__WHAT IS REQUIRED__: Copy every line in the records below that contains the word "this".

___ RECORD EXTRACTS ___

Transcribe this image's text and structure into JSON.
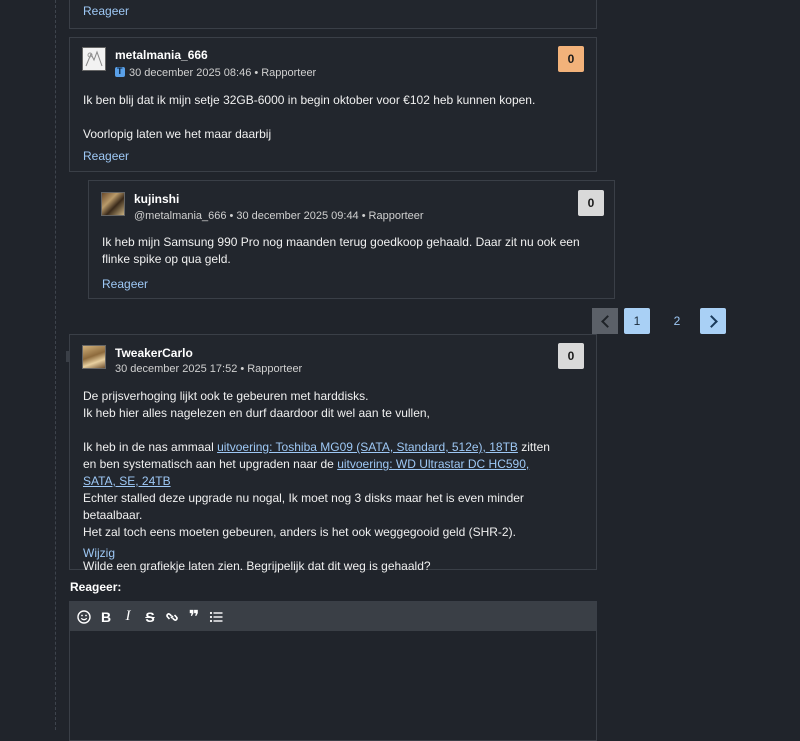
{
  "top_card": {
    "reply_label": "Reageer"
  },
  "comments": [
    {
      "username": "metalmania_666",
      "mention": "",
      "date": "30 december 2025 08:46",
      "bullet": "•",
      "report_label": "Rapporteer",
      "score": "0",
      "paragraphs": [
        "Ik ben blij dat ik mijn setje 32GB-6000 in begin oktober voor €102 heb kunnen kopen.",
        "Voorlopig laten we het maar daarbij"
      ],
      "action_label": "Reageer"
    },
    {
      "username": "kujinshi",
      "mention": "@metalmania_666",
      "date": "30 december 2025 09:44",
      "bullet": "•",
      "report_label": "Rapporteer",
      "score": "0",
      "paragraphs": [
        "Ik heb mijn Samsung 990 Pro nog maanden terug goedkoop gehaald. Daar zit nu ook een flinke spike op qua geld."
      ],
      "action_label": "Reageer"
    },
    {
      "username": "TweakerCarlo",
      "mention": "",
      "date": "30 december 2025 17:52",
      "bullet": "•",
      "report_label": "Rapporteer",
      "score": "0",
      "line1": "De prijsverhoging lijkt ook te gebeuren met harddisks.",
      "line2": "Ik heb hier alles nagelezen en durf daardoor dit wel aan te vullen,",
      "p2_pre": "Ik heb in de nas ammaal ",
      "link1": "uitvoering: Toshiba MG09 (SATA, Standard, 512e), 18TB",
      "p2_mid": " zitten en ben systematisch aan het upgraden naar de ",
      "link2": "uitvoering: WD Ultrastar DC HC590, SATA, SE, 24TB",
      "line3": "Echter stalled deze upgrade nu nogal, Ik moet nog 3 disks maar het is even minder betaalbaar.",
      "line4": "Het zal toch eens moeten gebeuren, anders is het ook weggegooid geld (SHR-2).",
      "line5": "Wilde een grafiekje laten zien. Begrijpelijk dat dit weg is gehaald?",
      "action_label": "Wijzig",
      "collapse_symbol": "−"
    }
  ],
  "pagination": {
    "pages": [
      "1",
      "2"
    ],
    "current": "1"
  },
  "reply_form": {
    "label": "Reageer:",
    "toolbar": [
      "emoji-icon",
      "bold-icon",
      "italic-icon",
      "strikethrough-icon",
      "link-icon",
      "quote-icon",
      "list-icon"
    ]
  },
  "colors": {
    "accent": "#9ec8f5",
    "score_highlight": "#f2b27a",
    "background": "#20242b"
  }
}
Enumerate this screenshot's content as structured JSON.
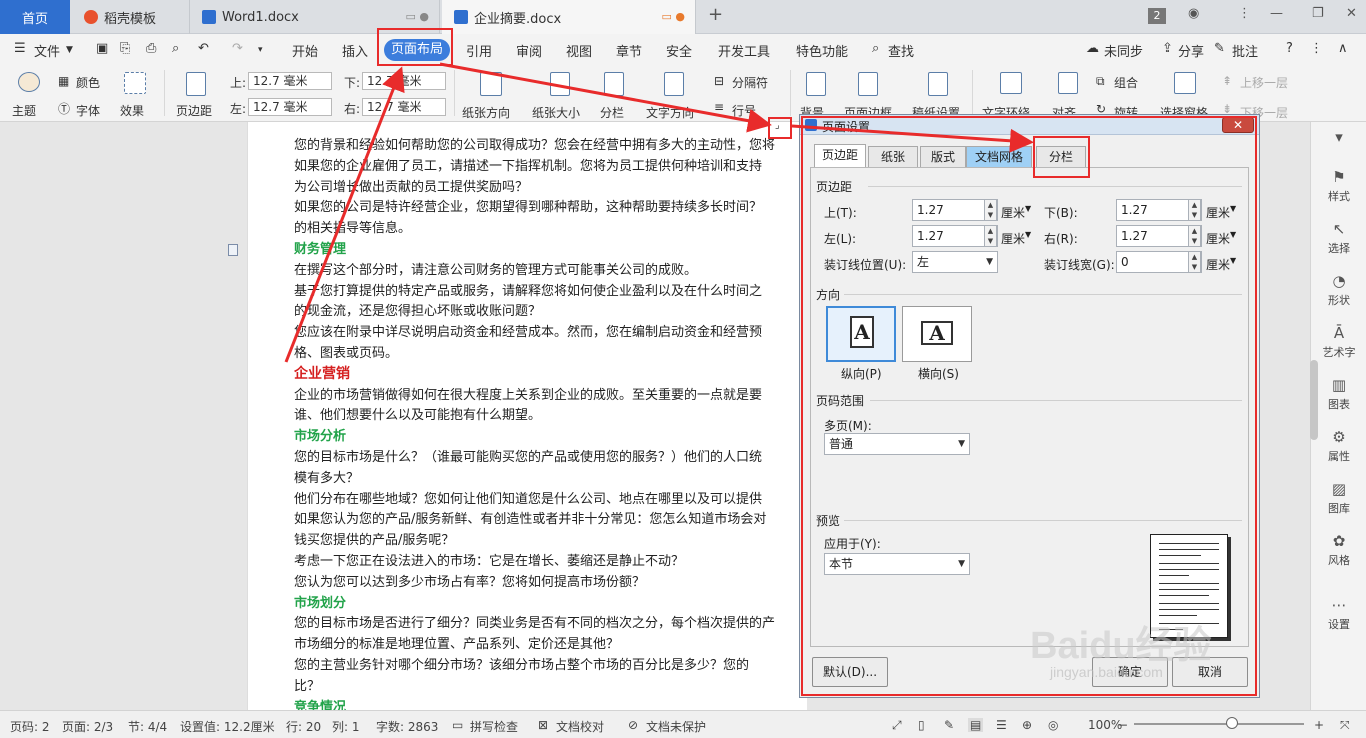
{
  "titlebar": {
    "home_tab": "首页",
    "tabs": [
      {
        "label": "稻壳模板"
      },
      {
        "label": "Word1.docx"
      },
      {
        "label": "企业摘要.docx"
      }
    ],
    "new_tab": "+",
    "window_count": "2"
  },
  "menubar": {
    "file_label": "文件",
    "items": [
      "开始",
      "插入",
      "页面布局",
      "引用",
      "审阅",
      "视图",
      "章节",
      "安全",
      "开发工具",
      "特色功能"
    ],
    "search_label": "查找",
    "sync_label": "未同步",
    "share_label": "分享",
    "comment_label": "批注"
  },
  "ribbon": {
    "theme": "主题",
    "color": "颜色",
    "font": "字体",
    "effect": "效果",
    "margins": "页边距",
    "top_label": "上:",
    "top_value": "12.7 毫米",
    "bottom_label": "下:",
    "bottom_value": "12.7 毫米",
    "left_label": "左:",
    "left_value": "12.7 毫米",
    "right_label": "右:",
    "right_value": "12.7 毫米",
    "orientation": "纸张方向",
    "size": "纸张大小",
    "columns": "分栏",
    "text_direction": "文字方向",
    "breaks": "分隔符",
    "line_numbers": "行号",
    "background": "背景",
    "page_border": "页面边框",
    "draft_paper": "稿纸设置",
    "wrap": "文字环绕",
    "align": "对齐",
    "group": "组合",
    "rotate": "旋转",
    "select_pane": "选择窗格",
    "bring_forward": "上移一层",
    "send_backward": "下移一层"
  },
  "document": {
    "lines": [
      {
        "text": "您的背景和经验如何帮助您的公司取得成功？您会在经营中拥有多大的主动性，您将",
        "style": "body"
      },
      {
        "text": "如果您的企业雇佣了员工，请描述一下指挥机制。您将为员工提供何种培训和支持",
        "style": "body"
      },
      {
        "text": "为公司增长做出贡献的员工提供奖励吗？",
        "style": "body"
      },
      {
        "text": "如果您的公司是特许经营企业，您期望得到哪种帮助，这种帮助要持续多长时间？",
        "style": "body"
      },
      {
        "text": "的相关指导等信息。",
        "style": "body"
      },
      {
        "text": "财务管理",
        "style": "green"
      },
      {
        "text": "在撰写这个部分时，请注意公司财务的管理方式可能事关公司的成败。",
        "style": "body"
      },
      {
        "text": "基于您打算提供的特定产品或服务，请解释您将如何使企业盈利以及在什么时间之",
        "style": "body"
      },
      {
        "text": "的现金流，还是您得担心坏账或收账问题？",
        "style": "body"
      },
      {
        "text": "您应该在附录中详尽说明启动资金和经营成本。然而，您在编制启动资金和经营预",
        "style": "body"
      },
      {
        "text": "格、图表或页码。",
        "style": "body"
      },
      {
        "text": "企业营销",
        "style": "red"
      },
      {
        "text": "企业的市场营销做得如何在很大程度上关系到企业的成败。至关重要的一点就是要",
        "style": "body"
      },
      {
        "text": "谁、他们想要什么以及可能抱有什么期望。",
        "style": "body"
      },
      {
        "text": "市场分析",
        "style": "green"
      },
      {
        "text": "您的目标市场是什么？（谁最可能购买您的产品或使用您的服务？）他们的人口统",
        "style": "body"
      },
      {
        "text": "模有多大？",
        "style": "body"
      },
      {
        "text": "他们分布在哪些地域？您如何让他们知道您是什么公司、地点在哪里以及可以提供",
        "style": "body"
      },
      {
        "text": "如果您认为您的产品/服务新鲜、有创造性或者并非十分常见：您怎么知道市场会对",
        "style": "body"
      },
      {
        "text": "钱买您提供的产品/服务呢？",
        "style": "body"
      },
      {
        "text": "考虑一下您正在设法进入的市场：它是在增长、萎缩还是静止不动？",
        "style": "body"
      },
      {
        "text": "您认为您可以达到多少市场占有率？您将如何提高市场份额？",
        "style": "body"
      },
      {
        "text": "市场划分",
        "style": "green"
      },
      {
        "text": "您的目标市场是否进行了细分？同类业务是否有不同的档次之分，每个档次提供的产",
        "style": "body"
      },
      {
        "text": "市场细分的标准是地理位置、产品系列、定价还是其他？",
        "style": "body"
      },
      {
        "text": "您的主营业务针对哪个细分市场？该细分市场占整个市场的百分比是多少？您的",
        "style": "body"
      },
      {
        "text": "比？",
        "style": "body"
      },
      {
        "text": "竞争情况",
        "style": "green"
      }
    ]
  },
  "sidebar": {
    "items": [
      "样式",
      "选择",
      "形状",
      "艺术字",
      "图表",
      "属性",
      "图库",
      "风格",
      "设置"
    ]
  },
  "statusbar": {
    "page_no": "页码: 2",
    "page": "页面: 2/3",
    "section": "节: 4/4",
    "setting": "设置值: 12.2厘米",
    "row": "行: 20",
    "col": "列: 1",
    "words": "字数: 2863",
    "spell": "拼写检查",
    "proof": "文档校对",
    "protect": "文档未保护",
    "zoom": "100%"
  },
  "dialog": {
    "title": "页面设置",
    "tabs": [
      "页边距",
      "纸张",
      "版式",
      "文档网格",
      "分栏"
    ],
    "margins_group": "页边距",
    "top_label": "上(T):",
    "top_value": "1.27",
    "bottom_label": "下(B):",
    "bottom_value": "1.27",
    "left_label": "左(L):",
    "left_value": "1.27",
    "right_label": "右(R):",
    "right_value": "1.27",
    "unit": "厘米",
    "gutter_pos_label": "装订线位置(U):",
    "gutter_pos_value": "左",
    "gutter_width_label": "装订线宽(G):",
    "gutter_width_value": "0",
    "orientation_group": "方向",
    "portrait": "纵向(P)",
    "landscape": "横向(S)",
    "glyph": "A",
    "pages_group": "页码范围",
    "multi_label": "多页(M):",
    "multi_value": "普通",
    "preview_group": "预览",
    "apply_label": "应用于(Y):",
    "apply_value": "本节",
    "default_button": "默认(D)...",
    "ok_button": "确定",
    "cancel_button": "取消"
  },
  "watermark": {
    "text": "Baidu经验",
    "url": "jingyan.baidu.com"
  },
  "colors": {
    "accent": "#3c7ddc",
    "annotation": "#e82b2b",
    "heading_green": "#22a34a",
    "heading_red": "#d51f1f"
  }
}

___

__COMPLETED TASK__:
Transcribe this image's text and structure into JSON.
Enumerate this screenshot's content as structured JSON.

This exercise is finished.